- [Working data]

** START **

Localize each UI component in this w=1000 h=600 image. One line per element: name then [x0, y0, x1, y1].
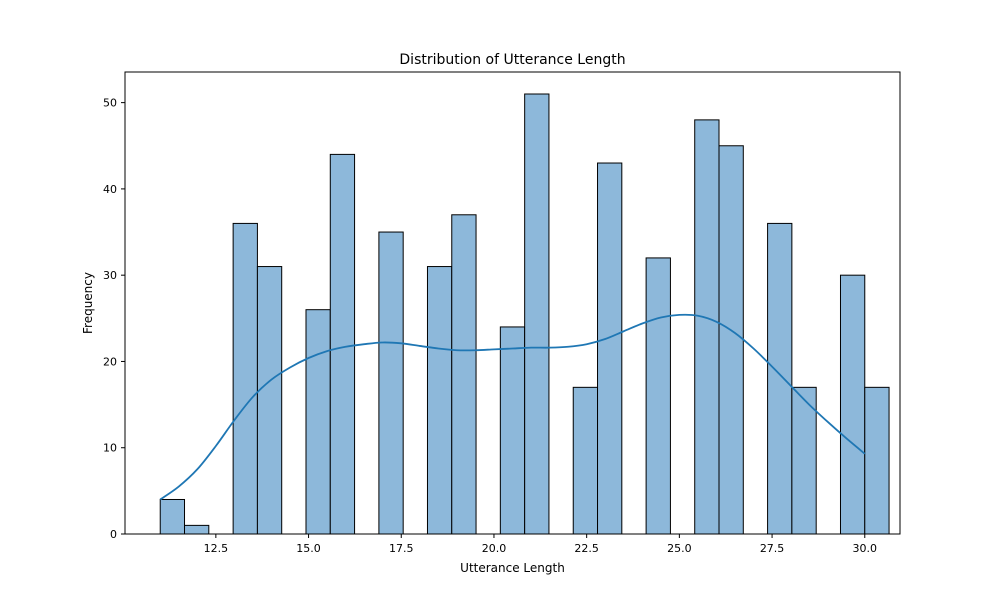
- bars-layer: [159, 93, 890, 535]
- histogram-bar-25: [767, 222, 793, 535]
- histogram-bar-14: [499, 326, 526, 535]
- y-tick-label: 50: [103, 97, 117, 110]
- histogram-bar-12: [451, 214, 477, 535]
- y-axis-ticks: 0 10 20 30 40 50: [103, 97, 125, 541]
- y-tick-label: 20: [103, 355, 117, 368]
- x-tick-label: 17.5: [389, 542, 414, 555]
- histogram-bar-23: [718, 145, 744, 535]
- histogram-bar-28: [839, 274, 866, 535]
- axes-frame: [124, 71, 901, 535]
- histogram-bar-4: [256, 266, 283, 535]
- histogram-bar-1: [184, 524, 210, 535]
- y-tick-label: 30: [103, 269, 117, 282]
- histogram-bar-7: [329, 153, 356, 535]
- x-axis-title: Utterance Length: [460, 561, 565, 575]
- histogram-bar-22: [694, 119, 720, 535]
- histogram-bar-11: [426, 266, 453, 535]
- x-tick-label: 30.0: [853, 542, 878, 555]
- x-axis-ticks: 12.5 15.0 17.5 20.0 22.5 25.0 27.5 30.0: [204, 534, 877, 555]
- x-tick-label: 25.0: [667, 542, 692, 555]
- x-tick-label: 27.5: [760, 542, 785, 555]
- histogram-bar-15: [524, 93, 550, 535]
- chart-title: Distribution of Utterance Length: [399, 52, 625, 68]
- histogram-bar-18: [597, 162, 623, 535]
- histogram-bar-3: [232, 222, 258, 535]
- histogram-bar-0: [159, 498, 186, 535]
- histogram-bar-20: [645, 257, 671, 535]
- x-tick-label: 15.0: [296, 542, 321, 555]
- kde-line: [159, 313, 866, 501]
- histogram-bar-6: [305, 309, 331, 535]
- histogram-bar-29: [864, 386, 890, 535]
- histogram-bar-9: [378, 231, 404, 535]
- x-tick-label: 12.5: [204, 542, 229, 555]
- y-tick-label: 40: [103, 183, 117, 196]
- histogram-bar-26: [791, 386, 817, 535]
- histogram-bar-17: [572, 386, 599, 535]
- x-tick-label: 20.0: [482, 542, 507, 555]
- x-tick-label: 22.5: [574, 542, 599, 555]
- y-tick-label: 10: [103, 442, 117, 455]
- y-tick-label: 0: [110, 528, 117, 541]
- y-axis-title: Frequency: [81, 272, 95, 334]
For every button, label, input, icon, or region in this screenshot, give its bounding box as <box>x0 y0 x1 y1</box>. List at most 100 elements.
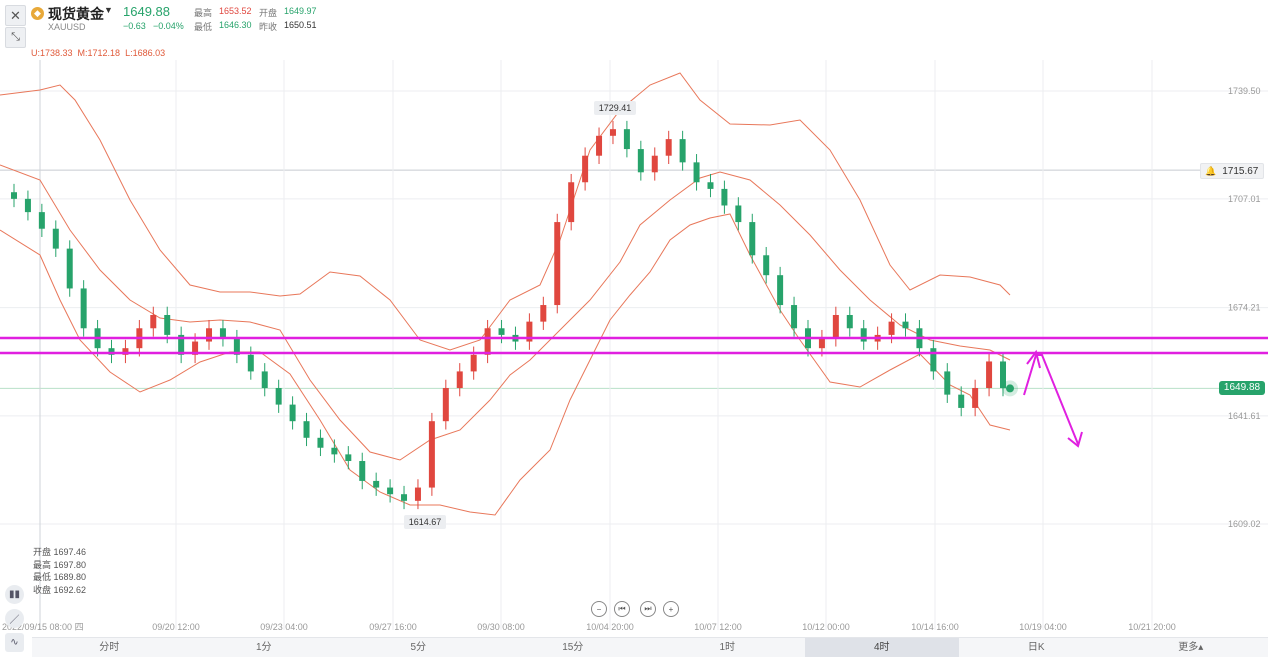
alert-price-value: 1715.67 <box>1222 166 1258 177</box>
candle-body <box>596 136 602 156</box>
annotations <box>0 338 1268 446</box>
step-back-icon[interactable]: ⏮ <box>614 601 630 617</box>
ohlc-high: 最高 1697.80 <box>33 559 86 572</box>
candle-body <box>345 454 351 461</box>
tab-5min[interactable]: 5分 <box>341 638 496 657</box>
candle-body <box>262 371 268 388</box>
candles <box>11 121 1006 509</box>
prev-close-label: 昨收 <box>259 20 277 33</box>
price-tick-label: 1674.21 <box>1228 303 1261 313</box>
price-change: −0.63 <box>123 21 146 31</box>
price-tick-label: 1609.02 <box>1228 519 1261 529</box>
candle-body <box>457 371 463 388</box>
last-price: 1649.88 <box>123 4 170 19</box>
live-price-glow <box>1002 380 1018 396</box>
candle-body <box>721 189 727 206</box>
low-marker: 1614.67 <box>404 515 446 529</box>
zoom-in-icon[interactable]: + <box>663 601 679 617</box>
time-tick-label: 10/14 16:00 <box>911 622 959 632</box>
candle-body <box>485 328 491 355</box>
expand-icon[interactable]: ⤡ <box>5 27 26 48</box>
bell-icon: 🔔 <box>1205 166 1216 177</box>
candle-body <box>652 156 658 173</box>
candle-body <box>429 421 435 487</box>
candle-body <box>39 212 45 229</box>
close-icon[interactable]: ✕ <box>5 5 26 26</box>
candle-body <box>680 139 686 162</box>
candle-body <box>972 388 978 408</box>
zoom-out-icon[interactable]: − <box>591 601 607 617</box>
symbol-name[interactable]: 现货黄金 <box>48 4 104 24</box>
time-tick-label: 09/20 12:00 <box>152 622 200 632</box>
chart-type-icon[interactable]: ∿ <box>5 633 24 652</box>
tab-daily[interactable]: 日K <box>959 638 1114 657</box>
symbol-dropdown-icon[interactable]: ▼ <box>104 5 113 15</box>
price-tick-label: 1707.01 <box>1228 194 1261 204</box>
candle-body <box>986 361 992 388</box>
candle-body <box>666 139 672 156</box>
candle-body <box>150 315 156 328</box>
candle-body <box>415 488 421 501</box>
current-price-tag: 1649.88 <box>1219 381 1265 395</box>
gold-coin-icon: ◆ <box>31 7 44 20</box>
tab-more[interactable]: 更多▴ <box>1114 638 1268 657</box>
tab-15min[interactable]: 15分 <box>496 638 651 657</box>
alert-price-tag[interactable]: 🔔 1715.67 <box>1200 163 1264 179</box>
high-label: 最高 <box>194 6 212 19</box>
ohlc-panel: 开盘 1697.46 最高 1697.80 最低 1689.80 收盘 1692… <box>33 546 86 596</box>
tab-1h[interactable]: 1时 <box>650 638 805 657</box>
low-label: 最低 <box>194 20 212 33</box>
step-forward-icon[interactable]: ⏭ <box>640 601 656 617</box>
candle-body <box>53 229 59 249</box>
candle-body <box>568 182 574 222</box>
time-tick-label: 09/30 08:00 <box>477 622 525 632</box>
tab-fen-shi[interactable]: 分时 <box>32 638 187 657</box>
candle-body <box>206 328 212 341</box>
candle-body <box>847 315 853 328</box>
candle-body <box>499 328 505 335</box>
bollinger-bands <box>0 73 1010 515</box>
candle-body <box>387 488 393 495</box>
open-label: 开盘 <box>259 6 277 19</box>
candle-body <box>694 162 700 182</box>
candle-body <box>67 249 73 289</box>
time-tick-label: 10/21 20:00 <box>1128 622 1176 632</box>
candle-body <box>889 322 895 335</box>
candle-body <box>833 315 839 338</box>
time-tick-label: 10/12 00:00 <box>802 622 850 632</box>
candle-body <box>638 149 644 172</box>
time-tick-label: 09/27 16:00 <box>369 622 417 632</box>
candle-body <box>791 305 797 328</box>
candle-body <box>624 129 630 149</box>
price-change-pct: −0.04% <box>153 21 184 31</box>
candle-body <box>443 388 449 421</box>
candle-body <box>819 338 825 348</box>
ohlc-close: 收盘 1692.62 <box>33 584 86 597</box>
tab-1min[interactable]: 1分 <box>187 638 342 657</box>
candle-body <box>25 199 31 212</box>
candle-body <box>290 405 296 422</box>
quote-header: ✕ ⤡ ◆ 现货黄金 ▼ XAUUSD 1649.88 −0.63 −0.04%… <box>0 0 1268 46</box>
candle-body <box>220 328 226 338</box>
candle-body <box>401 494 407 501</box>
candle-body <box>777 275 783 305</box>
ohlc-open: 开盘 1697.46 <box>33 546 86 559</box>
prev-close-value: 1650.51 <box>284 20 317 30</box>
candle-body <box>944 371 950 394</box>
candle-body <box>958 395 964 408</box>
indicator-icon[interactable]: ▮▮ <box>5 585 24 604</box>
candle-body <box>373 481 379 488</box>
ohlc-low: 最低 1689.80 <box>33 571 86 584</box>
candle-body <box>707 182 713 189</box>
forecast-arrow <box>1024 355 1078 444</box>
candle-body <box>471 355 477 372</box>
candle-body <box>902 322 908 329</box>
candle-body <box>735 205 741 222</box>
high-marker: 1729.41 <box>594 101 636 115</box>
candle-body <box>749 222 755 255</box>
chart-grid <box>0 60 1268 630</box>
tab-4h[interactable]: 4时 <box>805 638 960 657</box>
draw-line-icon[interactable]: ／ <box>5 609 24 628</box>
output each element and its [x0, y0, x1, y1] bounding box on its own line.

** END **

Please count how many of the lines above contain the word "name", treating uppercase and lowercase as different, and reply with the number alone.

2